Only a number is wanted. Count the lines holding the string "name".

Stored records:
----
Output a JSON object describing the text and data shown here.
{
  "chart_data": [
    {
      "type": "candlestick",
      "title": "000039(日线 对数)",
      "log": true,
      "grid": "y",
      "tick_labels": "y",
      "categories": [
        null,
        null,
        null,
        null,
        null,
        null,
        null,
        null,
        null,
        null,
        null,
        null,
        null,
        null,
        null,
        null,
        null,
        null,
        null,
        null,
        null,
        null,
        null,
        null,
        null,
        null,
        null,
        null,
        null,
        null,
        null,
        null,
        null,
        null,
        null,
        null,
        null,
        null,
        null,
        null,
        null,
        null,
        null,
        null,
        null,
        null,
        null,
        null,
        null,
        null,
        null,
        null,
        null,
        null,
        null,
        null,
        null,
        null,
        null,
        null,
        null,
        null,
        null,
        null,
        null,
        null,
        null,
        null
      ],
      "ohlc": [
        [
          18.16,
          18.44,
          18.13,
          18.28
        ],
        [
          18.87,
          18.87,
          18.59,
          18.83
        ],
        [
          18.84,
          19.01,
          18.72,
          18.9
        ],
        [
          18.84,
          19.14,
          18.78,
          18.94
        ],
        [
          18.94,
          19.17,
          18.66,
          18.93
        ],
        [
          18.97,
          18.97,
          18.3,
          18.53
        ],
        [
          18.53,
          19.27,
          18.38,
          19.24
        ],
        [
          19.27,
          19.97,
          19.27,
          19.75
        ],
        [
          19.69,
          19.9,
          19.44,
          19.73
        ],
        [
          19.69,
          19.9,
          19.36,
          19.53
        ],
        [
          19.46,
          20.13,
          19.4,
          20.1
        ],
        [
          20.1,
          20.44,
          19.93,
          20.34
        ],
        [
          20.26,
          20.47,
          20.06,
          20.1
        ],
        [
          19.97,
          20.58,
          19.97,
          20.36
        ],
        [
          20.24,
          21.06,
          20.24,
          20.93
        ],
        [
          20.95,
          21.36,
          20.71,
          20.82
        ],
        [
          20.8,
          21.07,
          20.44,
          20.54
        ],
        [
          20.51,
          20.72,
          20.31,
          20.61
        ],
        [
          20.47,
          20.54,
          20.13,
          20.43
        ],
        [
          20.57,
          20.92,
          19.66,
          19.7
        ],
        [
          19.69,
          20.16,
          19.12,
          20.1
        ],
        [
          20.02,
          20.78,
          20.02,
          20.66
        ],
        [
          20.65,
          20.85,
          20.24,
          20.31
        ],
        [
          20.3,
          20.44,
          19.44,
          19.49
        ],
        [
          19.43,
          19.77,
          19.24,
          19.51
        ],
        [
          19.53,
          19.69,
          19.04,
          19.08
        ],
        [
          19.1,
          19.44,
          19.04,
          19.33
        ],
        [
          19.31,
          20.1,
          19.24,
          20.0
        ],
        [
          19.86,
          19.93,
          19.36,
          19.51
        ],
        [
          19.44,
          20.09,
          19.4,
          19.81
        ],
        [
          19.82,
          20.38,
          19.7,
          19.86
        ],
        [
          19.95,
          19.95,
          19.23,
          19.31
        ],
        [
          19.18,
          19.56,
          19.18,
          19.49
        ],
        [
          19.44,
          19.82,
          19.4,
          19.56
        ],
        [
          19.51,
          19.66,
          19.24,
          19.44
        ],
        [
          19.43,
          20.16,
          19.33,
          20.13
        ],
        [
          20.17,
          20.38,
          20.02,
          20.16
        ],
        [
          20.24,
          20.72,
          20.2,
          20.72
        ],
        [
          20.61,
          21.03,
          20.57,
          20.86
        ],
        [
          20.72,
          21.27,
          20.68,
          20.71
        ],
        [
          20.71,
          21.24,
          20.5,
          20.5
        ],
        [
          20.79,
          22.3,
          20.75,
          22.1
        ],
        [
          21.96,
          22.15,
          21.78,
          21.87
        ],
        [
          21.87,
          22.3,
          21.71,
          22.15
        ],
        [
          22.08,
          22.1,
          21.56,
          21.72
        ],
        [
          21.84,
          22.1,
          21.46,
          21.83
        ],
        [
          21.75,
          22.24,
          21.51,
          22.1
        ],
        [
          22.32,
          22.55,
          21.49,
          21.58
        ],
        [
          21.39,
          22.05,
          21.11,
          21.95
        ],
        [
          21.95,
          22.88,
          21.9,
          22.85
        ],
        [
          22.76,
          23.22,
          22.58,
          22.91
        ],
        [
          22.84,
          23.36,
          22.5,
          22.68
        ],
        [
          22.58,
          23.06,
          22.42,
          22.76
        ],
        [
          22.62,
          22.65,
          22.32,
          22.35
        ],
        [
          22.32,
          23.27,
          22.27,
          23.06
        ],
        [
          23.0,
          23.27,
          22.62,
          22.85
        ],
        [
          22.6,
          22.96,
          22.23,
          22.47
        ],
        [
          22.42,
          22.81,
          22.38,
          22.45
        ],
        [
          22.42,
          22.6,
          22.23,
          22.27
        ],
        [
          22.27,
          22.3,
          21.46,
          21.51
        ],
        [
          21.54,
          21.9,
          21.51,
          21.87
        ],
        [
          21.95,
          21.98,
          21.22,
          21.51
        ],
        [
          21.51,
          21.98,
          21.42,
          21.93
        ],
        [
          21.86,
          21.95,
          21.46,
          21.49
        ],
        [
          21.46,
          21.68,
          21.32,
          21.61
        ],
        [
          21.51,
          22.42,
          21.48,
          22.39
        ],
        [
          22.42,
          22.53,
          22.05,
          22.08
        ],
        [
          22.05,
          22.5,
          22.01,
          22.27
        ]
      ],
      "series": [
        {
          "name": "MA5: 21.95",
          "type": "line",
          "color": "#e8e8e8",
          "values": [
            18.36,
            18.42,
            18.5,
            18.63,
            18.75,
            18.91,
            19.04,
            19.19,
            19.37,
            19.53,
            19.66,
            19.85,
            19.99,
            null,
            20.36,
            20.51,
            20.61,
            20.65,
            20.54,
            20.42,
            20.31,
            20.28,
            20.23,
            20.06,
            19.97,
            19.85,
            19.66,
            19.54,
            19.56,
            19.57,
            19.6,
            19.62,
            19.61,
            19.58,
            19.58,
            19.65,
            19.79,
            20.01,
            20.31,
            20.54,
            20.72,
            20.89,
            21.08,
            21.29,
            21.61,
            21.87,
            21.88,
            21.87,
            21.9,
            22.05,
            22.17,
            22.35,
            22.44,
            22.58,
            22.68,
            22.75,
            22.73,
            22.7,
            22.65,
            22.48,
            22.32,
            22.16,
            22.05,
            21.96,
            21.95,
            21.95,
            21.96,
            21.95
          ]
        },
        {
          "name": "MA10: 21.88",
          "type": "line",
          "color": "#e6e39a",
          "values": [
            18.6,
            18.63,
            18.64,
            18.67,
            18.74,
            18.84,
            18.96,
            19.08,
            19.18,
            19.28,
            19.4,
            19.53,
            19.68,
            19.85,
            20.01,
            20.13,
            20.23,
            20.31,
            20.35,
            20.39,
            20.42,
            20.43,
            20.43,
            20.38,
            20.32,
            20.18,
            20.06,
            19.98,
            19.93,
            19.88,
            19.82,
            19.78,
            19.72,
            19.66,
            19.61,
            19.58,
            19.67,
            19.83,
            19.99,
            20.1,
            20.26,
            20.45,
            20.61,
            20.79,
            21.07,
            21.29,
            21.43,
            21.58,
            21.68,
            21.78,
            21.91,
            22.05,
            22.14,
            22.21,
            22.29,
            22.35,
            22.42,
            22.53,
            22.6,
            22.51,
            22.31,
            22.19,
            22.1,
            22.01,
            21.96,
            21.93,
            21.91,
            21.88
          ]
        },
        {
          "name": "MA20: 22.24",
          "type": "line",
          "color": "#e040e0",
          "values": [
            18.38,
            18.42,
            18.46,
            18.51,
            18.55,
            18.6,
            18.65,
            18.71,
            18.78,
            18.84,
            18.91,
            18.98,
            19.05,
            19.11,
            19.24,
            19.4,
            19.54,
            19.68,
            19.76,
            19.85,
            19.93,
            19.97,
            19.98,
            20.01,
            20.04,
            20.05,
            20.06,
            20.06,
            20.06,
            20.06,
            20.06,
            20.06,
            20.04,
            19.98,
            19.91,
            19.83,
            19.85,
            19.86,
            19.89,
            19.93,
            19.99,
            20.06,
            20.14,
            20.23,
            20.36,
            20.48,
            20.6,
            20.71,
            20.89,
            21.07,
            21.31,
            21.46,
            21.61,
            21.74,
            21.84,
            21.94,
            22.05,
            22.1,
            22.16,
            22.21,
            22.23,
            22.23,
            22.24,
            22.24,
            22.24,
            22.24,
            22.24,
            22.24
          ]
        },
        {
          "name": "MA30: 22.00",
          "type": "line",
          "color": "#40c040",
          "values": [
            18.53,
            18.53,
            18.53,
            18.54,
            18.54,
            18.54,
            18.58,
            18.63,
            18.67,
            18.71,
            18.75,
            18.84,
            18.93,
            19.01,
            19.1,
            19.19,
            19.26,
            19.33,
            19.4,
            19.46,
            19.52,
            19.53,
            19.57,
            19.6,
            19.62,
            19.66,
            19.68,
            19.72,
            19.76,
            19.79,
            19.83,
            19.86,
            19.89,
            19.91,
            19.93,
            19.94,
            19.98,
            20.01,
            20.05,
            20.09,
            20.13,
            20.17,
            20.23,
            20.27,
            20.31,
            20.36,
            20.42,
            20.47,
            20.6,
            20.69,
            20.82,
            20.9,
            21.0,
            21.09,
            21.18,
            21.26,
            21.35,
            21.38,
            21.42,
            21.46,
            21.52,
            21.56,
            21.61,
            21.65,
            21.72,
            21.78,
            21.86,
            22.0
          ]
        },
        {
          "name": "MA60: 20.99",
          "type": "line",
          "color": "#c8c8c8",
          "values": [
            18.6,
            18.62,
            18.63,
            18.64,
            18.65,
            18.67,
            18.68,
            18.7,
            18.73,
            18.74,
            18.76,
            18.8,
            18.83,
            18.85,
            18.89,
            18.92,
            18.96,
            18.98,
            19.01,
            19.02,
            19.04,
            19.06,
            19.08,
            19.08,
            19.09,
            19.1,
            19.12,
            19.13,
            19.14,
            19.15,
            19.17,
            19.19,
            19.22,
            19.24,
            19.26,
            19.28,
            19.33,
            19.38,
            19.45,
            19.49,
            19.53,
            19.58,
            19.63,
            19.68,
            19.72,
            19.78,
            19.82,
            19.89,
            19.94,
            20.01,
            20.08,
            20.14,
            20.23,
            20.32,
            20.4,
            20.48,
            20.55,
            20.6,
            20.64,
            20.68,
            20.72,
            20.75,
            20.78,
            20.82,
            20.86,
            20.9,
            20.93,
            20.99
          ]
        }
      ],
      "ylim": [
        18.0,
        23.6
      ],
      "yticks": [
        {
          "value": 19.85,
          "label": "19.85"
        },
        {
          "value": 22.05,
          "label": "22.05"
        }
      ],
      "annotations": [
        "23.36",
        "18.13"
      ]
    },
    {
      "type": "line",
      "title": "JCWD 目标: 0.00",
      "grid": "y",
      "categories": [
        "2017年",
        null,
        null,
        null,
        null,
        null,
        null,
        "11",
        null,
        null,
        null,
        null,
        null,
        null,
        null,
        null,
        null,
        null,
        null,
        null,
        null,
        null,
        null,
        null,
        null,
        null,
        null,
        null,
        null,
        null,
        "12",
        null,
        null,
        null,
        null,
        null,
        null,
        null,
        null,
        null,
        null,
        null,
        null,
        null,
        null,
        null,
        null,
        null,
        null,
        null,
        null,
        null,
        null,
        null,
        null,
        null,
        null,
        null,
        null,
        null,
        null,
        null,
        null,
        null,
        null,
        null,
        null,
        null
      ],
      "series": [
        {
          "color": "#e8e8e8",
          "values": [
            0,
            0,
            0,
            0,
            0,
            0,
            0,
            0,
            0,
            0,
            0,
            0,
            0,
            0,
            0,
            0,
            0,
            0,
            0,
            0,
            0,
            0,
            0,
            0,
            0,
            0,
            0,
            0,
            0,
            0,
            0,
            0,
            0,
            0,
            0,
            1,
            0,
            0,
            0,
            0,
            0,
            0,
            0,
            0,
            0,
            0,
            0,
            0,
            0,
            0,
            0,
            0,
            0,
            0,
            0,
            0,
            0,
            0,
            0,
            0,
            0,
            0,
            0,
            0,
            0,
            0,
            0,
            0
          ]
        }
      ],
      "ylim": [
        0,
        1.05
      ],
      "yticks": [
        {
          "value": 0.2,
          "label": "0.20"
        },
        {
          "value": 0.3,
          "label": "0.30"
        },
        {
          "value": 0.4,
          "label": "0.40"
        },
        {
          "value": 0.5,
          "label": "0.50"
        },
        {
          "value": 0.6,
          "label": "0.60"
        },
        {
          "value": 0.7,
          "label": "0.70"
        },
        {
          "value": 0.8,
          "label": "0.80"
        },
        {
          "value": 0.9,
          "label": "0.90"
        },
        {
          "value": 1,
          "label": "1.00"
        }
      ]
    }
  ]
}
----
◆ **Result below**
5